→ To do:
Each entry should be quoted word for word, including every mark of punctuation.

→ Material shown:

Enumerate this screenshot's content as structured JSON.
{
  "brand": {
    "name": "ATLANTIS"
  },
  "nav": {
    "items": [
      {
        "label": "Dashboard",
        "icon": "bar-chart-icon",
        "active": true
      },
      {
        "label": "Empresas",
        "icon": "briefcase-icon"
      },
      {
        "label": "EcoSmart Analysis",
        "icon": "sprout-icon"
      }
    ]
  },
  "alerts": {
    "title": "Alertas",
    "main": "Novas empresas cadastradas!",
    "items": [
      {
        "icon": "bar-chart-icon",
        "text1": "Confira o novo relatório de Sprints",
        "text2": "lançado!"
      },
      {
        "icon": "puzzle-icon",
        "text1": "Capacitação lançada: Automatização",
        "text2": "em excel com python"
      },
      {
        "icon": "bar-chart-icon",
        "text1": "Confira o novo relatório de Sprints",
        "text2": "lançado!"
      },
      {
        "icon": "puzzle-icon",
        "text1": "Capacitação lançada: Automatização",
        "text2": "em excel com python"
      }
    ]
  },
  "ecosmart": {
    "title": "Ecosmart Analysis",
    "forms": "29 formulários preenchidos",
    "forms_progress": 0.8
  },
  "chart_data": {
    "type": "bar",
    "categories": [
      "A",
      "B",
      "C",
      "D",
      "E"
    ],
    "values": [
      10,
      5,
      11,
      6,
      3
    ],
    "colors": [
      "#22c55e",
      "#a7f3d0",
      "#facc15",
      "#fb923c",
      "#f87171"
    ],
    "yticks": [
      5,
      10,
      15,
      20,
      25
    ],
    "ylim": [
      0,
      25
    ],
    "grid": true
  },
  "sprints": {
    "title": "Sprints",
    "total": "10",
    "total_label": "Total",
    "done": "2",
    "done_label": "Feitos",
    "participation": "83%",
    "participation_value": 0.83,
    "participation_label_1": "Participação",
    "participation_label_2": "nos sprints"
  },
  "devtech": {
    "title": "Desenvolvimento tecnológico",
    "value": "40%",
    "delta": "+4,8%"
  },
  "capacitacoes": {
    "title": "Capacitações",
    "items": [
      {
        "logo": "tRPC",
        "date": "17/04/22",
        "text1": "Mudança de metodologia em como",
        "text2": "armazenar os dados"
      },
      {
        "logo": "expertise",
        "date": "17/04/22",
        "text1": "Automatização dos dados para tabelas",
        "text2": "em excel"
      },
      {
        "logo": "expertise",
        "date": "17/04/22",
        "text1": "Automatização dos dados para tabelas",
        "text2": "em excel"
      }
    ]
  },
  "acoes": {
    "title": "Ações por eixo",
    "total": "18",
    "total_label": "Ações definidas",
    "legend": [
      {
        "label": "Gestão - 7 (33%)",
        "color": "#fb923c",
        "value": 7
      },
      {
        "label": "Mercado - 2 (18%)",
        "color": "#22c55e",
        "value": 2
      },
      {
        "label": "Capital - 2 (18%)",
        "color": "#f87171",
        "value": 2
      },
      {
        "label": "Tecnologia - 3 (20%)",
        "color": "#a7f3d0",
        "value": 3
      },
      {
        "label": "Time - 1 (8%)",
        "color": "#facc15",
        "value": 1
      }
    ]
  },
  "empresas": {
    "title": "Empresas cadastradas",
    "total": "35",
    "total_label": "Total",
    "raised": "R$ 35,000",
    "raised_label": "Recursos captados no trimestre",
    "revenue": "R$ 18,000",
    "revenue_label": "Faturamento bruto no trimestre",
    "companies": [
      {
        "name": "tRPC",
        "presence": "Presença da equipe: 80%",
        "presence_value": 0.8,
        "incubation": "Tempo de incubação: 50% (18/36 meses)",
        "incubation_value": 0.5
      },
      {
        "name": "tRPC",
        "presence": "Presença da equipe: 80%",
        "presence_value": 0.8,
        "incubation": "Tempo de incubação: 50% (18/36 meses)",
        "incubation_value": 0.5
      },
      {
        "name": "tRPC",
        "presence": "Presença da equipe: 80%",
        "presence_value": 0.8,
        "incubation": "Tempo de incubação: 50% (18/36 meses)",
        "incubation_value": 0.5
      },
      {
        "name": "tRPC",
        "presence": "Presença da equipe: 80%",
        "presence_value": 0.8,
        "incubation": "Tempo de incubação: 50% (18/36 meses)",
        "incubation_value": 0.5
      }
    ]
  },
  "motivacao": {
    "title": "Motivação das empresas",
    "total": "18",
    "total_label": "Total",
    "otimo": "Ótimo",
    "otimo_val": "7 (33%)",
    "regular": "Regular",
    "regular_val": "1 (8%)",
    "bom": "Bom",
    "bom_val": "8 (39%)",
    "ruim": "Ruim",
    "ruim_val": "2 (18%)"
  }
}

→ Answer below:
Enumerate this screenshot's content as structured JSON.
{
  "brand": {
    "name": "ATLANTIS"
  },
  "nav": {
    "items": [
      {
        "label": "Dashboard",
        "icon": "bar-chart-icon",
        "active": true
      },
      {
        "label": "Empresas",
        "icon": "briefcase-icon"
      },
      {
        "label": "EcoSmart Analysis",
        "icon": "sprout-icon"
      }
    ]
  },
  "alerts": {
    "title": "Alertas",
    "main": "Novas empresas cadastradas!",
    "items": [
      {
        "icon": "bar-chart-icon",
        "text1": "Confira o novo relatório de Sprints",
        "text2": "lançado!"
      },
      {
        "icon": "puzzle-icon",
        "text1": "Capacitação lançada: Automatização",
        "text2": "em excel com python"
      },
      {
        "icon": "bar-chart-icon",
        "text1": "Confira o novo relatório de Sprints",
        "text2": "lançado!"
      },
      {
        "icon": "puzzle-icon",
        "text1": "Capacitação lançada: Automatização",
        "text2": "em excel com python"
      }
    ]
  },
  "ecosmart": {
    "title": "Ecosmart Analysis",
    "forms": "29 formulários preenchidos",
    "forms_progress": 0.8
  },
  "chart_data": {
    "type": "bar",
    "categories": [
      "A",
      "B",
      "C",
      "D",
      "E"
    ],
    "values": [
      10,
      5,
      11,
      6,
      3
    ],
    "colors": [
      "#22c55e",
      "#a7f3d0",
      "#facc15",
      "#fb923c",
      "#f87171"
    ],
    "yticks": [
      5,
      10,
      15,
      20,
      25
    ],
    "ylim": [
      0,
      25
    ],
    "grid": true
  },
  "sprints": {
    "title": "Sprints",
    "total": "10",
    "total_label": "Total",
    "done": "2",
    "done_label": "Feitos",
    "participation": "83%",
    "participation_value": 0.83,
    "participation_label_1": "Participação",
    "participation_label_2": "nos sprints"
  },
  "devtech": {
    "title": "Desenvolvimento tecnológico",
    "value": "40%",
    "delta": "+4,8%"
  },
  "capacitacoes": {
    "title": "Capacitações",
    "items": [
      {
        "logo": "tRPC",
        "date": "17/04/22",
        "text1": "Mudança de metodologia em como",
        "text2": "armazenar os dados"
      },
      {
        "logo": "expertise",
        "date": "17/04/22",
        "text1": "Automatização dos dados para tabelas",
        "text2": "em excel"
      },
      {
        "logo": "expertise",
        "date": "17/04/22",
        "text1": "Automatização dos dados para tabelas",
        "text2": "em excel"
      }
    ]
  },
  "acoes": {
    "title": "Ações por eixo",
    "total": "18",
    "total_label": "Ações definidas",
    "legend": [
      {
        "label": "Gestão - 7 (33%)",
        "color": "#fb923c",
        "value": 7
      },
      {
        "label": "Mercado - 2 (18%)",
        "color": "#22c55e",
        "value": 2
      },
      {
        "label": "Capital - 2 (18%)",
        "color": "#f87171",
        "value": 2
      },
      {
        "label": "Tecnologia - 3 (20%)",
        "color": "#a7f3d0",
        "value": 3
      },
      {
        "label": "Time - 1 (8%)",
        "color": "#facc15",
        "value": 1
      }
    ]
  },
  "empresas": {
    "title": "Empresas cadastradas",
    "total": "35",
    "total_label": "Total",
    "raised": "R$ 35,000",
    "raised_label": "Recursos captados no trimestre",
    "revenue": "R$ 18,000",
    "revenue_label": "Faturamento bruto no trimestre",
    "companies": [
      {
        "name": "tRPC",
        "presence": "Presença da equipe: 80%",
        "presence_value": 0.8,
        "incubation": "Tempo de incubação: 50% (18/36 meses)",
        "incubation_value": 0.5
      },
      {
        "name": "tRPC",
        "presence": "Presença da equipe: 80%",
        "presence_value": 0.8,
        "incubation": "Tempo de incubação: 50% (18/36 meses)",
        "incubation_value": 0.5
      },
      {
        "name": "tRPC",
        "presence": "Presença da equipe: 80%",
        "presence_value": 0.8,
        "incubation": "Tempo de incubação: 50% (18/36 meses)",
        "incubation_value": 0.5
      },
      {
        "name": "tRPC",
        "presence": "Presença da equipe: 80%",
        "presence_value": 0.8,
        "incubation": "Tempo de incubação: 50% (18/36 meses)",
        "incubation_value": 0.5
      }
    ]
  },
  "motivacao": {
    "title": "Motivação das empresas",
    "total": "18",
    "total_label": "Total",
    "otimo": "Ótimo",
    "otimo_val": "7 (33%)",
    "regular": "Regular",
    "regular_val": "1 (8%)",
    "bom": "Bom",
    "bom_val": "8 (39%)",
    "ruim": "Ruim",
    "ruim_val": "2 (18%)"
  }
}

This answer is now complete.